## TASK DIRECTIONS
Print the entries that appear below, exactly as written and without their pictures.

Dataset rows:

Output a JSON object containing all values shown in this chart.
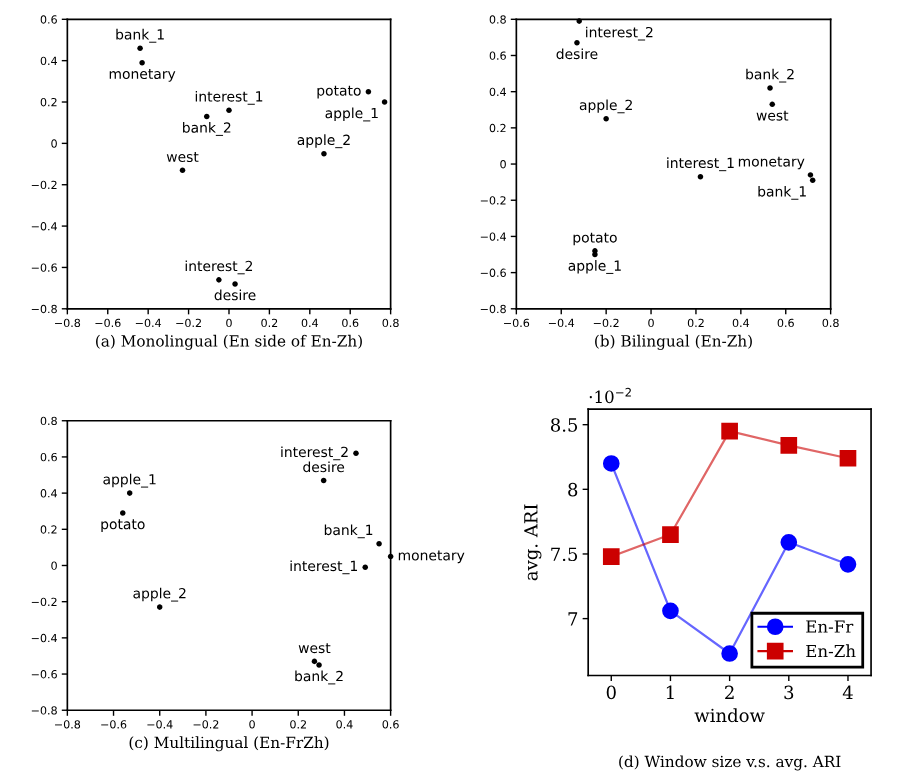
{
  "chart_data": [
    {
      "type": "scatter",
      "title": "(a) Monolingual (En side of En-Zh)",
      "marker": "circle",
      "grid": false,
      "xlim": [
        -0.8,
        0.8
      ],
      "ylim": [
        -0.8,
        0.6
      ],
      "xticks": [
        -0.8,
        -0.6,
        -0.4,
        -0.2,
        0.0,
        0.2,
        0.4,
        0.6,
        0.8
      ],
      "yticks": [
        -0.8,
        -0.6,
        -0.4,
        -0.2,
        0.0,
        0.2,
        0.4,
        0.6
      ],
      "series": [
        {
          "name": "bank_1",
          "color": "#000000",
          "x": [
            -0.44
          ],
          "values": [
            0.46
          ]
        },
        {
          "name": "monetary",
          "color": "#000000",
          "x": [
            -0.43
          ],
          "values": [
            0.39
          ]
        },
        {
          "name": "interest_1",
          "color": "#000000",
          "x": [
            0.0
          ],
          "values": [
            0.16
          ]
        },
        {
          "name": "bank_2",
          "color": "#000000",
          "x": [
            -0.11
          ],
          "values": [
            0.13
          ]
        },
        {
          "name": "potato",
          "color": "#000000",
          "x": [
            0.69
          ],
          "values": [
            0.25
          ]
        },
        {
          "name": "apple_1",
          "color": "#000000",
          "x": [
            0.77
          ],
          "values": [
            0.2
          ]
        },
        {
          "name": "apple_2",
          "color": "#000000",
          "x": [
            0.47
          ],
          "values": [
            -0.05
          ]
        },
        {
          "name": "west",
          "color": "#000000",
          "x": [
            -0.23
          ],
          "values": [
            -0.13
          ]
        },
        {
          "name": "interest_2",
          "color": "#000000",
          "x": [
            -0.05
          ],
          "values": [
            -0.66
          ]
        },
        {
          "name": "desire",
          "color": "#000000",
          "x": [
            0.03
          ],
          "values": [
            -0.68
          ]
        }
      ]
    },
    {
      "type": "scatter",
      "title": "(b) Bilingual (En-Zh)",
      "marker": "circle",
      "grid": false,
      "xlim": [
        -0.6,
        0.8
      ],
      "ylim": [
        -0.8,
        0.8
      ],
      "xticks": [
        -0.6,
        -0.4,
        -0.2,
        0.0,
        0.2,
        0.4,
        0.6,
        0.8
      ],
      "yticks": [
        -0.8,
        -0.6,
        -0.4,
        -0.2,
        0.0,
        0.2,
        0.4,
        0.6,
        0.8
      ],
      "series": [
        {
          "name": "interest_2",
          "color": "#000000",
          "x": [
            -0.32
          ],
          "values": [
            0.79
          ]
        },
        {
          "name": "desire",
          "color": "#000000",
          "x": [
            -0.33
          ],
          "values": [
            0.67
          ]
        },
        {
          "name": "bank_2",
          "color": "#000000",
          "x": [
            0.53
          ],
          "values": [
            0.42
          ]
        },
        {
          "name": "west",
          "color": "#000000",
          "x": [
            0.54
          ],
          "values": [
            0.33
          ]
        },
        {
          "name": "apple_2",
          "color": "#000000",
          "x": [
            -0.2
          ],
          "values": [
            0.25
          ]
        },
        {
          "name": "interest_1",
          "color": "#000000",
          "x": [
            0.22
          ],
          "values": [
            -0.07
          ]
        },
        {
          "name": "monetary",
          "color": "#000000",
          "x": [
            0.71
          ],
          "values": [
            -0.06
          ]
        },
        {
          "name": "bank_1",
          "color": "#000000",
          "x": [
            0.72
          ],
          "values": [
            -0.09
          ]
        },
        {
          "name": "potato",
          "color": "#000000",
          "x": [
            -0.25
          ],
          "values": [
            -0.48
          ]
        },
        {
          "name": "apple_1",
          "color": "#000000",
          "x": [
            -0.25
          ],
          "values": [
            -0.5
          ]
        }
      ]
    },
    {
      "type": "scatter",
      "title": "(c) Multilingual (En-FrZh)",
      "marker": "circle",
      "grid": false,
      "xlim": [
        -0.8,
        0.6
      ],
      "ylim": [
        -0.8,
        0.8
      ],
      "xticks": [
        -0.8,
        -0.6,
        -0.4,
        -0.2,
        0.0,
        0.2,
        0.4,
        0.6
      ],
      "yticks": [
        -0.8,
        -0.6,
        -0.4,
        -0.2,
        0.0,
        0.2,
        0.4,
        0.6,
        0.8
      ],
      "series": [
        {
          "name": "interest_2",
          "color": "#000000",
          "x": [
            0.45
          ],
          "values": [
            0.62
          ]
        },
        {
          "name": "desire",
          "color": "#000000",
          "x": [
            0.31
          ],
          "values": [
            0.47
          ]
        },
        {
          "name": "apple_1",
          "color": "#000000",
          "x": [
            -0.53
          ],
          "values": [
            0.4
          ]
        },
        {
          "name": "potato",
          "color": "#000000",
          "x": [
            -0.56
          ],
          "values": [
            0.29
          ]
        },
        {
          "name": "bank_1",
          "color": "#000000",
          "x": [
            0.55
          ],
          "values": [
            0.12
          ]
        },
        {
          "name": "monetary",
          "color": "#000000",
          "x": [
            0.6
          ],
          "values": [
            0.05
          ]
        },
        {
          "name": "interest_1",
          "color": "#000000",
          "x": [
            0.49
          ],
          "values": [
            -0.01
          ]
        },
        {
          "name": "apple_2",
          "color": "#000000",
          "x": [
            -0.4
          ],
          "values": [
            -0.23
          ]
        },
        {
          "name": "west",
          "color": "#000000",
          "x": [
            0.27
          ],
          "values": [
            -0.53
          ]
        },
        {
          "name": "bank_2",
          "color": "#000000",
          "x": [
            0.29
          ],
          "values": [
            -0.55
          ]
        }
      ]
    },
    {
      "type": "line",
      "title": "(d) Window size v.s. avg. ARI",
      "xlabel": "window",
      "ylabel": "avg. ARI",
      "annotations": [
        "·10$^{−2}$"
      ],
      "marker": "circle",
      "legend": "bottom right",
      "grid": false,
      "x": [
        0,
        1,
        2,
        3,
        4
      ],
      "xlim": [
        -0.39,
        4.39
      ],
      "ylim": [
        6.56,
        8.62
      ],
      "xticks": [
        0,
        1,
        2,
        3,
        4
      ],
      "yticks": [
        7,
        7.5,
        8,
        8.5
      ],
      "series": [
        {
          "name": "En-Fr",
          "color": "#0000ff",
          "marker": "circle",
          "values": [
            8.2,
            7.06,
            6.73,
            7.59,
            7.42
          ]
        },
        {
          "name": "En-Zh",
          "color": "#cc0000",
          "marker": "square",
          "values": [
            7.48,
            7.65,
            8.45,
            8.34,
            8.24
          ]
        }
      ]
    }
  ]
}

## REPLY TO THE TASK
Output a JSON object containing all values shown in this chart.
{
  "chart_data": [
    {
      "type": "scatter",
      "title": "(a) Monolingual (En side of En-Zh)",
      "marker": "circle",
      "grid": false,
      "xlim": [
        -0.8,
        0.8
      ],
      "ylim": [
        -0.8,
        0.6
      ],
      "xticks": [
        -0.8,
        -0.6,
        -0.4,
        -0.2,
        0.0,
        0.2,
        0.4,
        0.6,
        0.8
      ],
      "yticks": [
        -0.8,
        -0.6,
        -0.4,
        -0.2,
        0.0,
        0.2,
        0.4,
        0.6
      ],
      "series": [
        {
          "name": "bank_1",
          "color": "#000000",
          "x": [
            -0.44
          ],
          "values": [
            0.46
          ]
        },
        {
          "name": "monetary",
          "color": "#000000",
          "x": [
            -0.43
          ],
          "values": [
            0.39
          ]
        },
        {
          "name": "interest_1",
          "color": "#000000",
          "x": [
            0.0
          ],
          "values": [
            0.16
          ]
        },
        {
          "name": "bank_2",
          "color": "#000000",
          "x": [
            -0.11
          ],
          "values": [
            0.13
          ]
        },
        {
          "name": "potato",
          "color": "#000000",
          "x": [
            0.69
          ],
          "values": [
            0.25
          ]
        },
        {
          "name": "apple_1",
          "color": "#000000",
          "x": [
            0.77
          ],
          "values": [
            0.2
          ]
        },
        {
          "name": "apple_2",
          "color": "#000000",
          "x": [
            0.47
          ],
          "values": [
            -0.05
          ]
        },
        {
          "name": "west",
          "color": "#000000",
          "x": [
            -0.23
          ],
          "values": [
            -0.13
          ]
        },
        {
          "name": "interest_2",
          "color": "#000000",
          "x": [
            -0.05
          ],
          "values": [
            -0.66
          ]
        },
        {
          "name": "desire",
          "color": "#000000",
          "x": [
            0.03
          ],
          "values": [
            -0.68
          ]
        }
      ]
    },
    {
      "type": "scatter",
      "title": "(b) Bilingual (En-Zh)",
      "marker": "circle",
      "grid": false,
      "xlim": [
        -0.6,
        0.8
      ],
      "ylim": [
        -0.8,
        0.8
      ],
      "xticks": [
        -0.6,
        -0.4,
        -0.2,
        0.0,
        0.2,
        0.4,
        0.6,
        0.8
      ],
      "yticks": [
        -0.8,
        -0.6,
        -0.4,
        -0.2,
        0.0,
        0.2,
        0.4,
        0.6,
        0.8
      ],
      "series": [
        {
          "name": "interest_2",
          "color": "#000000",
          "x": [
            -0.32
          ],
          "values": [
            0.79
          ]
        },
        {
          "name": "desire",
          "color": "#000000",
          "x": [
            -0.33
          ],
          "values": [
            0.67
          ]
        },
        {
          "name": "bank_2",
          "color": "#000000",
          "x": [
            0.53
          ],
          "values": [
            0.42
          ]
        },
        {
          "name": "west",
          "color": "#000000",
          "x": [
            0.54
          ],
          "values": [
            0.33
          ]
        },
        {
          "name": "apple_2",
          "color": "#000000",
          "x": [
            -0.2
          ],
          "values": [
            0.25
          ]
        },
        {
          "name": "interest_1",
          "color": "#000000",
          "x": [
            0.22
          ],
          "values": [
            -0.07
          ]
        },
        {
          "name": "monetary",
          "color": "#000000",
          "x": [
            0.71
          ],
          "values": [
            -0.06
          ]
        },
        {
          "name": "bank_1",
          "color": "#000000",
          "x": [
            0.72
          ],
          "values": [
            -0.09
          ]
        },
        {
          "name": "potato",
          "color": "#000000",
          "x": [
            -0.25
          ],
          "values": [
            -0.48
          ]
        },
        {
          "name": "apple_1",
          "color": "#000000",
          "x": [
            -0.25
          ],
          "values": [
            -0.5
          ]
        }
      ]
    },
    {
      "type": "scatter",
      "title": "(c) Multilingual (En-FrZh)",
      "marker": "circle",
      "grid": false,
      "xlim": [
        -0.8,
        0.6
      ],
      "ylim": [
        -0.8,
        0.8
      ],
      "xticks": [
        -0.8,
        -0.6,
        -0.4,
        -0.2,
        0.0,
        0.2,
        0.4,
        0.6
      ],
      "yticks": [
        -0.8,
        -0.6,
        -0.4,
        -0.2,
        0.0,
        0.2,
        0.4,
        0.6,
        0.8
      ],
      "series": [
        {
          "name": "interest_2",
          "color": "#000000",
          "x": [
            0.45
          ],
          "values": [
            0.62
          ]
        },
        {
          "name": "desire",
          "color": "#000000",
          "x": [
            0.31
          ],
          "values": [
            0.47
          ]
        },
        {
          "name": "apple_1",
          "color": "#000000",
          "x": [
            -0.53
          ],
          "values": [
            0.4
          ]
        },
        {
          "name": "potato",
          "color": "#000000",
          "x": [
            -0.56
          ],
          "values": [
            0.29
          ]
        },
        {
          "name": "bank_1",
          "color": "#000000",
          "x": [
            0.55
          ],
          "values": [
            0.12
          ]
        },
        {
          "name": "monetary",
          "color": "#000000",
          "x": [
            0.6
          ],
          "values": [
            0.05
          ]
        },
        {
          "name": "interest_1",
          "color": "#000000",
          "x": [
            0.49
          ],
          "values": [
            -0.01
          ]
        },
        {
          "name": "apple_2",
          "color": "#000000",
          "x": [
            -0.4
          ],
          "values": [
            -0.23
          ]
        },
        {
          "name": "west",
          "color": "#000000",
          "x": [
            0.27
          ],
          "values": [
            -0.53
          ]
        },
        {
          "name": "bank_2",
          "color": "#000000",
          "x": [
            0.29
          ],
          "values": [
            -0.55
          ]
        }
      ]
    },
    {
      "type": "line",
      "title": "(d) Window size v.s. avg. ARI",
      "xlabel": "window",
      "ylabel": "avg. ARI",
      "annotations": [
        "·10$^{−2}$"
      ],
      "marker": "circle",
      "legend": "bottom right",
      "grid": false,
      "x": [
        0,
        1,
        2,
        3,
        4
      ],
      "xlim": [
        -0.39,
        4.39
      ],
      "ylim": [
        6.56,
        8.62
      ],
      "xticks": [
        0,
        1,
        2,
        3,
        4
      ],
      "yticks": [
        7,
        7.5,
        8,
        8.5
      ],
      "series": [
        {
          "name": "En-Fr",
          "color": "#0000ff",
          "marker": "circle",
          "values": [
            8.2,
            7.06,
            6.73,
            7.59,
            7.42
          ]
        },
        {
          "name": "En-Zh",
          "color": "#cc0000",
          "marker": "square",
          "values": [
            7.48,
            7.65,
            8.45,
            8.34,
            8.24
          ]
        }
      ]
    }
  ]
}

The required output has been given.